Keep only the lines of the listing that include the word "impunere", and copy them.
....................
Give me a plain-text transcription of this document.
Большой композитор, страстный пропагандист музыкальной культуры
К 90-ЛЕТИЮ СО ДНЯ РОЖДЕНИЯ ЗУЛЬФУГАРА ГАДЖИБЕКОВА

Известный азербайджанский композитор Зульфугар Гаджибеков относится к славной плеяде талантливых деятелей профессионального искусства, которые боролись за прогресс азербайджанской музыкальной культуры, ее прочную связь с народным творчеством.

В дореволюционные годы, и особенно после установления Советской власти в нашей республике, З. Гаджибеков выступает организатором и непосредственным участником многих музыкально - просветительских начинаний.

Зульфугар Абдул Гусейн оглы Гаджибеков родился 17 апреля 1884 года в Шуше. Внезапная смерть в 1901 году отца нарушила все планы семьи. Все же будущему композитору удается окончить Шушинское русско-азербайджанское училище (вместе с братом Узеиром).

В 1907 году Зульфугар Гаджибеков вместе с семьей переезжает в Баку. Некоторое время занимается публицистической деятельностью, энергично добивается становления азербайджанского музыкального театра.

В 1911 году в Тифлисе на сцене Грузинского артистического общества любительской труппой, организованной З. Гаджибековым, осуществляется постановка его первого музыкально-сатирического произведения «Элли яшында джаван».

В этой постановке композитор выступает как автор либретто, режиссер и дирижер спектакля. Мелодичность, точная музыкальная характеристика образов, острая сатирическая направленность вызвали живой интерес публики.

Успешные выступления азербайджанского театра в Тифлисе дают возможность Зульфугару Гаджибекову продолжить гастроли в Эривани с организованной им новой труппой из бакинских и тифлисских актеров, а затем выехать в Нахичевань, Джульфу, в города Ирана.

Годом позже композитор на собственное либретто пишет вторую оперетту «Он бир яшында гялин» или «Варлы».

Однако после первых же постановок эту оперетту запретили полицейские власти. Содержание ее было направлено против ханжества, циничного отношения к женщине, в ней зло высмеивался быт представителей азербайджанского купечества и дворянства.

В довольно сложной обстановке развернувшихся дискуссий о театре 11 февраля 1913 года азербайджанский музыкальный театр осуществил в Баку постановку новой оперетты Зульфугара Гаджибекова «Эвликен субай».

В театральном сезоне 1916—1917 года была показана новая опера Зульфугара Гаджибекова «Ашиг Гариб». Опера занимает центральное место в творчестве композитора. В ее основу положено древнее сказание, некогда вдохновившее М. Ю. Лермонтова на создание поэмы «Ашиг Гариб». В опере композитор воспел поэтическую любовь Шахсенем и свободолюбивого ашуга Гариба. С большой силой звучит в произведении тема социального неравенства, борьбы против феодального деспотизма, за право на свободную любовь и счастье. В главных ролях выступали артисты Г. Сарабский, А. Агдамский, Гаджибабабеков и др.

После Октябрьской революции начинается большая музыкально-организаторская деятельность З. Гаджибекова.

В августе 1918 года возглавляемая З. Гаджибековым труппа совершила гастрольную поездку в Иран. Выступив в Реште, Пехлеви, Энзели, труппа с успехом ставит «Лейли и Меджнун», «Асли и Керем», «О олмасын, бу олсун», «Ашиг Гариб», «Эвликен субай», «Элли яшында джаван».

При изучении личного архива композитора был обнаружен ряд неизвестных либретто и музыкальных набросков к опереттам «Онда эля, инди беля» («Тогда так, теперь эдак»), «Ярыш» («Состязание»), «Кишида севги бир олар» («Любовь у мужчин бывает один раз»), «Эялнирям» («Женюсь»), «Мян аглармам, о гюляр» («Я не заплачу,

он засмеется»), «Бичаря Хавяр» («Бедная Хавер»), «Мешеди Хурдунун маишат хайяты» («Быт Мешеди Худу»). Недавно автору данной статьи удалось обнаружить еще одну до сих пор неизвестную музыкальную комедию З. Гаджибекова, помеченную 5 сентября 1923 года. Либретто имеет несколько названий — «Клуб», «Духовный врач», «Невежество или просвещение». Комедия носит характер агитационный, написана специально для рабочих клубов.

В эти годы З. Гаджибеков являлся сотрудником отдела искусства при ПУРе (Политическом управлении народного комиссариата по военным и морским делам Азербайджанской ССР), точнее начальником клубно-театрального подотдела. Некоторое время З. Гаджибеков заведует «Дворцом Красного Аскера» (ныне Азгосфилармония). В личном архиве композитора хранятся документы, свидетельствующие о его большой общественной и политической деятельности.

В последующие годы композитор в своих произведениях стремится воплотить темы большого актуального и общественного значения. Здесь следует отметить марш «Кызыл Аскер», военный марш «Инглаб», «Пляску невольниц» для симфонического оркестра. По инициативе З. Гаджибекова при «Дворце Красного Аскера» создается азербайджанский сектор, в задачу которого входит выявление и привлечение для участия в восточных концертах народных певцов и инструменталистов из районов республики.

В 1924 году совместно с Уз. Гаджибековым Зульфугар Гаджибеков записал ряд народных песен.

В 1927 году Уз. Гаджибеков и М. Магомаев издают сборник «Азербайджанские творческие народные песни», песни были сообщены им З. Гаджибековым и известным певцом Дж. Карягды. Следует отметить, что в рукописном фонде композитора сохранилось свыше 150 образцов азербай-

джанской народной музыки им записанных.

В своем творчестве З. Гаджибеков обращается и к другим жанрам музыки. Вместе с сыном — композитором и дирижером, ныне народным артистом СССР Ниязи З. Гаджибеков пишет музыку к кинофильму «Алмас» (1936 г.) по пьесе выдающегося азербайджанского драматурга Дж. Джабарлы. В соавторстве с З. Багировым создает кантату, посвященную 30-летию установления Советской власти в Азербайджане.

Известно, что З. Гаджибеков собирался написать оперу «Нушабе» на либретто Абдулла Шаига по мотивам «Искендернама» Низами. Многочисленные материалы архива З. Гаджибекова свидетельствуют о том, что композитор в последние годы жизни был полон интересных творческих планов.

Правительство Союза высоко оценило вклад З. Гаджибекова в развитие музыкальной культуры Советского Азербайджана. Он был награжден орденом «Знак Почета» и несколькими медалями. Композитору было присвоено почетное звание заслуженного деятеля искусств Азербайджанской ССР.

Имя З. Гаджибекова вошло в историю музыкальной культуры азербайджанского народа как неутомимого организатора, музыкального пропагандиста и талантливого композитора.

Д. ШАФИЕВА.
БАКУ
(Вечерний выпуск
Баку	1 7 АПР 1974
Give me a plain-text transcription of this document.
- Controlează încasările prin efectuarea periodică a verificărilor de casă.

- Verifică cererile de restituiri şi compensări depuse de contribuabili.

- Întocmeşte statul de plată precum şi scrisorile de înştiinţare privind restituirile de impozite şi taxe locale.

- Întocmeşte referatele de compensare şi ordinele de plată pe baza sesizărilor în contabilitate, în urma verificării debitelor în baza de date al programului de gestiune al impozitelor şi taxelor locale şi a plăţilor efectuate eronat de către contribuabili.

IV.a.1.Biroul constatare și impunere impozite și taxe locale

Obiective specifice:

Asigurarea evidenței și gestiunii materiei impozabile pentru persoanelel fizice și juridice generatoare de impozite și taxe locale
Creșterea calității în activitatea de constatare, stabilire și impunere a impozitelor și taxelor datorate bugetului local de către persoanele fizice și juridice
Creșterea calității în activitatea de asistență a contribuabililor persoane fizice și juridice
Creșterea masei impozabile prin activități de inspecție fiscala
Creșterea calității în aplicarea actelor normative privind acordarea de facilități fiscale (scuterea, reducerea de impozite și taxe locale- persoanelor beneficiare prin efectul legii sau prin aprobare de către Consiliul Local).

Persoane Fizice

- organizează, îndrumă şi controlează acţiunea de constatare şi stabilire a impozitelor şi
....................
#### Result
IV.a.1.Biroul constatare și impunere impozite și taxe locale
Creșterea calității în activitatea de constatare, stabilire și impunere a impozitelor și taxelor datorate bugetului local de către persoanele fizice și juridice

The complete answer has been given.